WHAT THE TASK REQUIRES:
Single out each line with the word "предоставления" and copy it.

EXERCISE DATA:

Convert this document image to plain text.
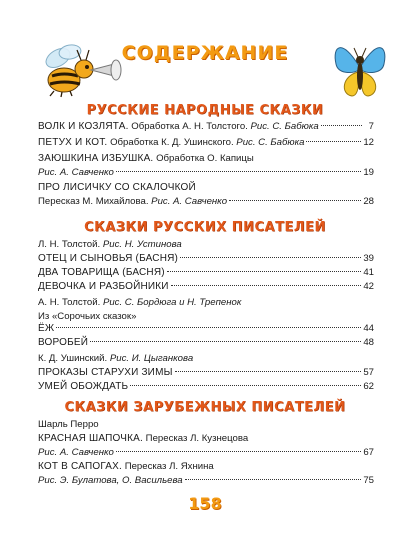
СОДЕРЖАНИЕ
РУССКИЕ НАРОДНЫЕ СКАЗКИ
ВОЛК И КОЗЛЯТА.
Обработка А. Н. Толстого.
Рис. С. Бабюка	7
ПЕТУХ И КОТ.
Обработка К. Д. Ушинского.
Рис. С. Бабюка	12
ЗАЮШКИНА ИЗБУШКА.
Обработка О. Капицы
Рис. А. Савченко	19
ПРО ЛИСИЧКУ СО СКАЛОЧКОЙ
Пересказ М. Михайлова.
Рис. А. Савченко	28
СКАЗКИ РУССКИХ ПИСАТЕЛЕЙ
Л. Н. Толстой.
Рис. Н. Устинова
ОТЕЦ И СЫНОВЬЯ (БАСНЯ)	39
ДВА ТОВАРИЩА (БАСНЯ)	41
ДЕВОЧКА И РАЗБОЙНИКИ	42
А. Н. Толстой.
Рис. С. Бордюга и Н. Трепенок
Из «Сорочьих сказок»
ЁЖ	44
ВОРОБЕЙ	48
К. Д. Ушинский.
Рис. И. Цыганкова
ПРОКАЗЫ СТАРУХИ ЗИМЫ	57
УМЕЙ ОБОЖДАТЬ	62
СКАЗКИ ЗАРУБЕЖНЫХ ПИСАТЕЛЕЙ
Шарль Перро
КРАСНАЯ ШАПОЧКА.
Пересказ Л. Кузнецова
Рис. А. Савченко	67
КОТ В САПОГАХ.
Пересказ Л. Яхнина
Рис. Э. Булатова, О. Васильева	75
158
...
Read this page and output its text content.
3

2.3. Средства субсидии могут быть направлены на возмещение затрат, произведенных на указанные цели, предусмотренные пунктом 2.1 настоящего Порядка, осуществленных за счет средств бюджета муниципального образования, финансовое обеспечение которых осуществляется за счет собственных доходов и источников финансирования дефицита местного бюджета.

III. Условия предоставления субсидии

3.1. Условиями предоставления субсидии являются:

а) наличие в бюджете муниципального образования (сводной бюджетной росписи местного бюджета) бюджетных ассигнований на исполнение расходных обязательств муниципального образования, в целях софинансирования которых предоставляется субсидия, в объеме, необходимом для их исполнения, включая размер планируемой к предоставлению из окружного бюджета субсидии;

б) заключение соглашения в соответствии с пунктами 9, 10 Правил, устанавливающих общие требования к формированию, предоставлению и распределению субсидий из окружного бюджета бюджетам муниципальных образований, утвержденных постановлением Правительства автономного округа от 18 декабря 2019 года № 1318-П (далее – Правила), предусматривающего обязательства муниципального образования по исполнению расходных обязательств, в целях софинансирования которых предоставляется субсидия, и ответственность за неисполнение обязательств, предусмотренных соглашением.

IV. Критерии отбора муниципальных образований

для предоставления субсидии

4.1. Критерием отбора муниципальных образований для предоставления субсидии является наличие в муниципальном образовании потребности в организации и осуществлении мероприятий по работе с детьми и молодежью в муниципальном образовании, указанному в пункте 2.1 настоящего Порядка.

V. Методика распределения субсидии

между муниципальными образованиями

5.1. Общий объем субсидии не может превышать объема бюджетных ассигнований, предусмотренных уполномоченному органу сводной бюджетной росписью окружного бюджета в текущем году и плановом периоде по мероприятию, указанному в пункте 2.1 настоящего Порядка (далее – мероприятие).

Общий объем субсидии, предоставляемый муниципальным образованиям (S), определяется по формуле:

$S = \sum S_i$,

COMPLETED EXERCISE:
III. Условия предоставления субсидии
3.1. Условиями предоставления субсидии являются:
для предоставления субсидии
4.1. Критерием отбора муниципальных образований для предоставления субсидии является наличие в муниципальном образовании потребности в организации и осуществлении мероприятий по работе с детьми и молодежью в муниципальном образовании, указанному в пункте 2.1 настоящего Порядка.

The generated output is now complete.